From the entries below, copy every line where the string "Optimized" appears.

▶ EXCERPTED RECORDS:
----------------

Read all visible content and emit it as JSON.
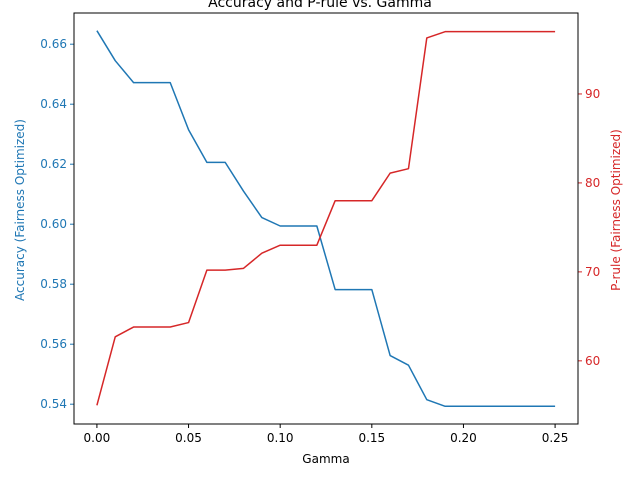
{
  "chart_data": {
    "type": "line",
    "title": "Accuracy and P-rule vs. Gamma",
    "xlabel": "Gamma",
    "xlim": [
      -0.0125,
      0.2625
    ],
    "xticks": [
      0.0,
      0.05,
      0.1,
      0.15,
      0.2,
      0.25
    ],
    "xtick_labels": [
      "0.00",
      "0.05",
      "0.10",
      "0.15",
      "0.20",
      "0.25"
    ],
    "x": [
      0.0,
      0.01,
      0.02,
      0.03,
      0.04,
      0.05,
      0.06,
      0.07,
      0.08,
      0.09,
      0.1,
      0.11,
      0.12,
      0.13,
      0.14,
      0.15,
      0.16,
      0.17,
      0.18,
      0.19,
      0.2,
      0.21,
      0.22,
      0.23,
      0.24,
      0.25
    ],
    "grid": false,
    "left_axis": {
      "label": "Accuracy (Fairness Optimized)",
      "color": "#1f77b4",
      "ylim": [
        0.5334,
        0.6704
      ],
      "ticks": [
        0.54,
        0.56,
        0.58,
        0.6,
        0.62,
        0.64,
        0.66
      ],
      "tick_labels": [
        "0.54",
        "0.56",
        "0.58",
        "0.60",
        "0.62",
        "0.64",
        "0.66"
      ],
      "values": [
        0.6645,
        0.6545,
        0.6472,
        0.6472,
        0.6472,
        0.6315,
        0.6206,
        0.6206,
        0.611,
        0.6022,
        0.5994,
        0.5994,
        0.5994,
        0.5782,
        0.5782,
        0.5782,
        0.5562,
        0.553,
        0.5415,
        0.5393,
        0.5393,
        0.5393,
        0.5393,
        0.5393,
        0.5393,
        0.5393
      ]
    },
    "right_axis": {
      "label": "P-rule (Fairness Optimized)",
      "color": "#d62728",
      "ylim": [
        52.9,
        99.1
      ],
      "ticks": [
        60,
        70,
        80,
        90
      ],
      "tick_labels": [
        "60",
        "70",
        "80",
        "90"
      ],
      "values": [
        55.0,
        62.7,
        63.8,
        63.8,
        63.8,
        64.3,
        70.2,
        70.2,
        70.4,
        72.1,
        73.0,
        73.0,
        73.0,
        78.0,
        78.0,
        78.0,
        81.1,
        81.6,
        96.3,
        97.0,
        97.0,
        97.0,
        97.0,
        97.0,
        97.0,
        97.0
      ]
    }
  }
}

----------------

▶ OUTPUT OF THE TASK:
      "label": "Accuracy (Fairness Optimized)",
      "label": "P-rule (Fairness Optimized)",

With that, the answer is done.